- _Compiti ed esercizi_:
**1.** Traduci in inglese questa frase del testo sul viaggio e sulla lettura: "Oppure forse per modificare completamente il corso della propria esistenza, andando allo sbaraglio delle infinite possibilità serpeggianti la loro atmosfera circostante, un mondo parallelo che, sebbene ancora non l'abbiano vissuto, non vedono l'ora di abbracciare e ivi esistere?"
**2.** Riporta tutte le frasi interrogative presenti nel testo sul viaggio e sulla lettura.
**3.** Per favore, prosegui il testo sul viaggio e sulla lettura a partire dalla fine della sua ultima frase.

Perché la gente decide volontariamente di prendere il volo in direzione di lidi paradisiaci nei quali stare durante un certo periodo di tempo per lo più estivo? Magari per riposarsi dopo le mille e più fatiche alberganti la loro vita di ogni giorno, quella stessa quotidianità di cui si fanno portatori sani benché a volte sappia esaurirne le risorse disponibili fino allo stremo delle forze?
Oppure forse per modificare completamente il corso della propria esistenza, andando allo sbaraglio delle infinite possibilità serpeggianti la loro atmosfera circostante, un mondo parallelo che, sebbene ancora non l’abbiano vissuto, non vedono l’ora di abbracciare e ivi esistere?
Qualsiasi sia la causa, il risultato è sempre il medesimo: con una mano si prende la valigia in cui il sufficiente e necessario viene preservato racchiudendolo in un massiccio forziere dal persistente sigillo, e con l’altra si imbraccia la mappa della destinazione lontana divenuta, ora, transitoria patria nella quale si devono abbracciare gli usi e i costumi di un patrimonio culturale da esplorare ancora interamente, Suggestivo pianeta dove la tradizione prende piede e tende la mano agli amici stranieri, insegnando loro a vivere a pieno l’esperienza in corso.
A onor del vero, però, il suddetto iter procedurale può essere espletato anche tramite l’immediato sfogliare di libro, una vacanza spettacolare che trasporta con sé proprio là dove i figli di carta sono stati allocati dallo scrittore, una piuma instancabile che consente al pubblico di conoscere non solo gli ideali dell’epoca temporale di adattamento, ma anche gli spazi limitrofi di cornice, aspetti considerevoli che è vicino all’idoneità di affinare l’ovvio legame in formazione tra reale e immaginario, linea di confine lungo la quale il personaggio incontra la persona e la saluta amichevolmente: Matteo Bruno è riuscito a creare da zero un cosmo in cui si respira davvero l’aria dell’era napoleonica, un’eternità dalla durata finita che, tra le righe calibrate dell’autore, si riesce a padroneggiare l’indole della società di una volta, agglomerato di individui che, mossi da arcani desideri smaniosi di vedersi realizzati sul serio, si gettano nella mischia lottando pure quando le fatalità sembrano esser loro nemiche, antagoniste di ieri, oggi e domani che non sanno accettare alcuna disfatta se non quella rivale, malinconico tramonto che, nonostante tutto, deve prepararsi a una nuova alba.

- _Estratti di dati_:

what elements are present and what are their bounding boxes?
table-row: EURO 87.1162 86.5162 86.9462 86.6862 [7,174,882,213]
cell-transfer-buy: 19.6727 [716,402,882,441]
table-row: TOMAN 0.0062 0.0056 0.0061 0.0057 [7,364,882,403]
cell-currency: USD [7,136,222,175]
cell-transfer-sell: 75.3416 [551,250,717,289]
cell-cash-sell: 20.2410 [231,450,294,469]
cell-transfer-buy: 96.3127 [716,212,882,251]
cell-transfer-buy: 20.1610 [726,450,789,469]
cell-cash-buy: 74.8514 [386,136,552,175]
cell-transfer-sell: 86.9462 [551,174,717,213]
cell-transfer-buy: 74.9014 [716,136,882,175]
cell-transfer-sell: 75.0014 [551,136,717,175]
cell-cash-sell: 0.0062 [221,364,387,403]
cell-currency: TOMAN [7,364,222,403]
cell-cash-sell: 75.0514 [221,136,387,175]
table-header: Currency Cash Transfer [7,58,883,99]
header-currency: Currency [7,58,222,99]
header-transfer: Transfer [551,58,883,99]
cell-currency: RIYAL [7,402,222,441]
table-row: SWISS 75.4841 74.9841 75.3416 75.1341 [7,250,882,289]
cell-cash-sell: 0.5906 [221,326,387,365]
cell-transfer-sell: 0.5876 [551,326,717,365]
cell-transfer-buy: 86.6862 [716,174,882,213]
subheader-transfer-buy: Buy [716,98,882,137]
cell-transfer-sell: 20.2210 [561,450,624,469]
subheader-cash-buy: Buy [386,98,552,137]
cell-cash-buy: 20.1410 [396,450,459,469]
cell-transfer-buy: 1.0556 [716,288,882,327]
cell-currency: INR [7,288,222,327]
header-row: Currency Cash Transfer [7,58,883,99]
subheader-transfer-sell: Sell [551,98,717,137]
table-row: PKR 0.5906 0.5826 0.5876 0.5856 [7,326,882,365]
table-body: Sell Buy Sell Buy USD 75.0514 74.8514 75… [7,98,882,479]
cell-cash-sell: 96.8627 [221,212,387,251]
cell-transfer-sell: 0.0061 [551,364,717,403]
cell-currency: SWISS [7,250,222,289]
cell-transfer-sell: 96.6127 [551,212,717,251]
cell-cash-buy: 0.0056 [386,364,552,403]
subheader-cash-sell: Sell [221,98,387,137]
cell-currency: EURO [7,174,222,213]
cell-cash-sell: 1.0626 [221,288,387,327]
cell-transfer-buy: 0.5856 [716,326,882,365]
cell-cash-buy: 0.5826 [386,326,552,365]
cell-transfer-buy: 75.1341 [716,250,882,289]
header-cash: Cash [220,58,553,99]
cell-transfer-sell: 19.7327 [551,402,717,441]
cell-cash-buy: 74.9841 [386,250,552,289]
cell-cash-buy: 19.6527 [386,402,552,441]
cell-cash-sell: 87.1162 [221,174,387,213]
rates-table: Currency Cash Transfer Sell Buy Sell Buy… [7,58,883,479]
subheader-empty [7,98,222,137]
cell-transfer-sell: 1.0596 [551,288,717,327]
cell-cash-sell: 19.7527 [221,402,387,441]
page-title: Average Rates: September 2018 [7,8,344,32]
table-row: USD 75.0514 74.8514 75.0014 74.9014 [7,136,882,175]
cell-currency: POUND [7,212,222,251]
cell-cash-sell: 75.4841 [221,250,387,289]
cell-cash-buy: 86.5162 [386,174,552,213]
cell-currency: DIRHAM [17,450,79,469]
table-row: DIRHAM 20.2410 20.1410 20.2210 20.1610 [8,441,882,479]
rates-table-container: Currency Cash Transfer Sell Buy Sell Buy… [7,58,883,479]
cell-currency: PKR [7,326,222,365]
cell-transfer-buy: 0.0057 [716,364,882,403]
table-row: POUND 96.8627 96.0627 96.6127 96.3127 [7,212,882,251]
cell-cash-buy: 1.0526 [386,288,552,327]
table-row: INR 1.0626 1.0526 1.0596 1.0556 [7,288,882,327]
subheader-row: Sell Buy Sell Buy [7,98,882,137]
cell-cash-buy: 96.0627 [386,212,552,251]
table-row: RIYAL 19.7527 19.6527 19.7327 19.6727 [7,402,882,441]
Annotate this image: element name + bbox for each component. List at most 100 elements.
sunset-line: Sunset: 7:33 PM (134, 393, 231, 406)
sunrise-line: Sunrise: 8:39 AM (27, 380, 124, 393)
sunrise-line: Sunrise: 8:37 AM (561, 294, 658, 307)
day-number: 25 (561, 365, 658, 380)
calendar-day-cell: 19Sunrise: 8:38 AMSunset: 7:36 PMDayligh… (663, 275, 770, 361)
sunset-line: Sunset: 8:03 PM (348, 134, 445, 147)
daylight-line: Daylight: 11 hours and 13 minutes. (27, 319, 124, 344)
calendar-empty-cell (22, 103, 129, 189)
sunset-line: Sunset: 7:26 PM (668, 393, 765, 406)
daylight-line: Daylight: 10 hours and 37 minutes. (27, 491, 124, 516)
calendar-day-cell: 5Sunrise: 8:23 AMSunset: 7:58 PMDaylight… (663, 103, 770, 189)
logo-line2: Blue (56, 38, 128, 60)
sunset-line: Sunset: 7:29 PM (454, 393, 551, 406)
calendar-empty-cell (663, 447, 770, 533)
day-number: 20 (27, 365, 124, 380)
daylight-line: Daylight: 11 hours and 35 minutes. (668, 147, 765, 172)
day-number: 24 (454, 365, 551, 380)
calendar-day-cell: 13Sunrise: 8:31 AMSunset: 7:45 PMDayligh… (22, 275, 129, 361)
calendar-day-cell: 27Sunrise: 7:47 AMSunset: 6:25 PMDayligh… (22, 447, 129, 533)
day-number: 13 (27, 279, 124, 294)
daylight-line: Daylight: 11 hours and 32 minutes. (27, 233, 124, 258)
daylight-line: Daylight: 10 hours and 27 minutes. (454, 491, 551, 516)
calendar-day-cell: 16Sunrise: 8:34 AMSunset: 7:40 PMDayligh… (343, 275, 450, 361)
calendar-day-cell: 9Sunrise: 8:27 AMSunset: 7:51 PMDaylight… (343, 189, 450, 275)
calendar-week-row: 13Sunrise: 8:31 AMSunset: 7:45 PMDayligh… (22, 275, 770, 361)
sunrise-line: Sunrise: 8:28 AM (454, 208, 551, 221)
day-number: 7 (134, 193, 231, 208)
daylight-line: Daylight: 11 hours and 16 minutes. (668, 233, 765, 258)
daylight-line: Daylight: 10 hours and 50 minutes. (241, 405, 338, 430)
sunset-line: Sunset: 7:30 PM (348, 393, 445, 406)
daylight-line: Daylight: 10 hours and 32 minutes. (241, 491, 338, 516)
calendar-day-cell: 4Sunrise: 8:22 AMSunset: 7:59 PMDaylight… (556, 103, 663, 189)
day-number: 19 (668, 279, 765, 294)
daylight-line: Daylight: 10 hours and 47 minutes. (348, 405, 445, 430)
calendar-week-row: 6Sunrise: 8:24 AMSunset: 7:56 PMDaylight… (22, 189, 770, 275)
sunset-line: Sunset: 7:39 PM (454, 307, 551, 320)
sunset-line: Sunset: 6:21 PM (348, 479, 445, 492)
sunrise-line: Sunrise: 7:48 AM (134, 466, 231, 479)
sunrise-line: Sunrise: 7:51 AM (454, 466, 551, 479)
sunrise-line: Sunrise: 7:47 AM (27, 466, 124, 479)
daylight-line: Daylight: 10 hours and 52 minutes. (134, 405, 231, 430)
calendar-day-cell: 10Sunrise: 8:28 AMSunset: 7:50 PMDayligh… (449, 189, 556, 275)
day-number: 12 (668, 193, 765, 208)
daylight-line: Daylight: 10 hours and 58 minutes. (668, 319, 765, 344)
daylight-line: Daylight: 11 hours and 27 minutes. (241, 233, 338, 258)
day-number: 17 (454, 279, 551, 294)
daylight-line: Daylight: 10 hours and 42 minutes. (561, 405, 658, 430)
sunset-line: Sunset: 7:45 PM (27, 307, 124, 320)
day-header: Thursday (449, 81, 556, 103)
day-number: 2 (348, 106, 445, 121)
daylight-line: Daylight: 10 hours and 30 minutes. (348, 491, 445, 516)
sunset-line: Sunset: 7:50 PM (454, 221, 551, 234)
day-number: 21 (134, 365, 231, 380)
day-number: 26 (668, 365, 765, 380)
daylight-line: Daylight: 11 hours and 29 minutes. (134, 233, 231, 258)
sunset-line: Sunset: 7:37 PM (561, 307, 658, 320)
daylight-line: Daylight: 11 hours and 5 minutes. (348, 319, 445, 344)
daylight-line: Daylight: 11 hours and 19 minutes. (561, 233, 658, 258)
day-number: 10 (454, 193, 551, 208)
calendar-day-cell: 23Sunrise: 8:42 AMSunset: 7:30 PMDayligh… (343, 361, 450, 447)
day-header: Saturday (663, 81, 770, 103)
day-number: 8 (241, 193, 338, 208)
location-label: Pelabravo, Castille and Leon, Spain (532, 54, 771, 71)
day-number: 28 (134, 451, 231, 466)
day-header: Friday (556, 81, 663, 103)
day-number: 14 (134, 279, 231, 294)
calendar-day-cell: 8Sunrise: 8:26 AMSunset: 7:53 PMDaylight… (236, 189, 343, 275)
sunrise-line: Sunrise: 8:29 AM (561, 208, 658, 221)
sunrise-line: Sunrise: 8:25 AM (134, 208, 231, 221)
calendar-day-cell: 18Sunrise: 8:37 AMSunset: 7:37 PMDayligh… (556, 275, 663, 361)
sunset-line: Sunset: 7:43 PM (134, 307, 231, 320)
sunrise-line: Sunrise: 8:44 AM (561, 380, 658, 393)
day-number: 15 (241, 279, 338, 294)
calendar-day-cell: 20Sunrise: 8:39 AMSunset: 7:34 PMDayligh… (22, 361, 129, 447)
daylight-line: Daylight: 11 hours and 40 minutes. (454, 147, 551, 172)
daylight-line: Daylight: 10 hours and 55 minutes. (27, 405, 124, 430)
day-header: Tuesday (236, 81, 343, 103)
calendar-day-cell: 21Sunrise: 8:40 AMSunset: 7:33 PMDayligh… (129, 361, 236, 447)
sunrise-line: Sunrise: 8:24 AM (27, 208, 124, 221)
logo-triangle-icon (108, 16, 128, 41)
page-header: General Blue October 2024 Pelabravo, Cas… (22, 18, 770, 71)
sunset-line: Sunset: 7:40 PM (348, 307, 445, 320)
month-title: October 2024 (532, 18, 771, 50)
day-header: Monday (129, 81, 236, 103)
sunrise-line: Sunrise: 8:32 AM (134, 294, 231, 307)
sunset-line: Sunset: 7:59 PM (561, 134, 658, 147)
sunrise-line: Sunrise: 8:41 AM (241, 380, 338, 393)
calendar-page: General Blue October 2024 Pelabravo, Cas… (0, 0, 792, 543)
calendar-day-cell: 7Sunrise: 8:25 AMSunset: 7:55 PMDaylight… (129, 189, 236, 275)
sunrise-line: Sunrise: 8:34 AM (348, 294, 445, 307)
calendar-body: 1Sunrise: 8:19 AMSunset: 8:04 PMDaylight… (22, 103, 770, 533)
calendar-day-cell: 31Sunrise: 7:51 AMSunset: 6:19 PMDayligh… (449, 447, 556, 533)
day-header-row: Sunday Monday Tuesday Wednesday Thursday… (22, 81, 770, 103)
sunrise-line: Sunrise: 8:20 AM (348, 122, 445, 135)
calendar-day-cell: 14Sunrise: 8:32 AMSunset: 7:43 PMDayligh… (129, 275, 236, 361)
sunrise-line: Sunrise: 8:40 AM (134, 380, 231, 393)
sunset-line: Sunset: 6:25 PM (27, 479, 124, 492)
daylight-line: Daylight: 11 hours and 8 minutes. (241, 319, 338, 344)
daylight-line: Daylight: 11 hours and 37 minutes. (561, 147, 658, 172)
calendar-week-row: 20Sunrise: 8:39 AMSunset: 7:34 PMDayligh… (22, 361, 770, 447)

- _Soluzioni per compito_:
**1.** Or perhaps to completely change the course of their own lives, plunging headlong into the endless possibilities winding through the atmosphere around them, a parallel world that, though they have not yet lived it, they cannot wait to embrace and to exist in?

**2.**
1. "Perché la gente decide volontariamente di prendere il volo in direzione di lidi paradisiaci nei quali stare durante un certo periodo di tempo per lo più estivo?"
2. "Magari per riposarsi dopo le mille e più fatiche alberganti la loro vita di ogni giorno, quella stessa quotidianità di cui si fanno portatori sani benché a volte sappia esaurirne le risorse disponibili fino allo stremo delle forze?"
3. "Oppure forse per modificare completamente il corso della propria esistenza, andando allo sbaraglio delle infinite possibilità serpeggianti la loro atmosfera circostante, un mondo parallelo che, sebbene ancora non l'abbiano vissuto, non vedono l'ora di abbracciare e ivi esistere?"

**3.**
 

 

Si ringrazia la casa editrice BookRoad per la copia ricevuta in omaggio.

 

 

Valutazione:

 

Scheda libro

Titolo: Waterloo. I cento giorni leggendari
Autore: Matteo Bruno
Casa editrice: BookRoad
Pagine: 373
Anno di pubblicazione: 2019
Genere: Narrativa storica
Costo versione ebook: 7.99 euro
Costo versione cartacea: 14.90 euro
Link d’acquisto: Amazon (ebook), Amazon (cartaceo)
Sinossi: Isola d’Elba, febbraio 1815. Il giovane Giacomo Boschi, scudiero di Napoleone, idealista, profondo ammiratore dell’imperatore e cavallerizzo esperto, riceve una grossa delusione d’amore quando Elisa Mancini, la ragazza di cui è segretamente innamorato, va in sposa a un ufficiale britannico. Per lui la fuga di Napoleone è l’occasione di liberarsi dai tormenti sentimentali, e seguirlo in Francia gli permetterà di vivere cento giorni entusiasmanti, con indosso la divisa da corazziere e un nuovo amore nel cuore. Nel frattempo Elisa si reca con il marito a Bruxelles, dove gli alleati si radunano per affrontare la battaglia decisiva a Waterloo.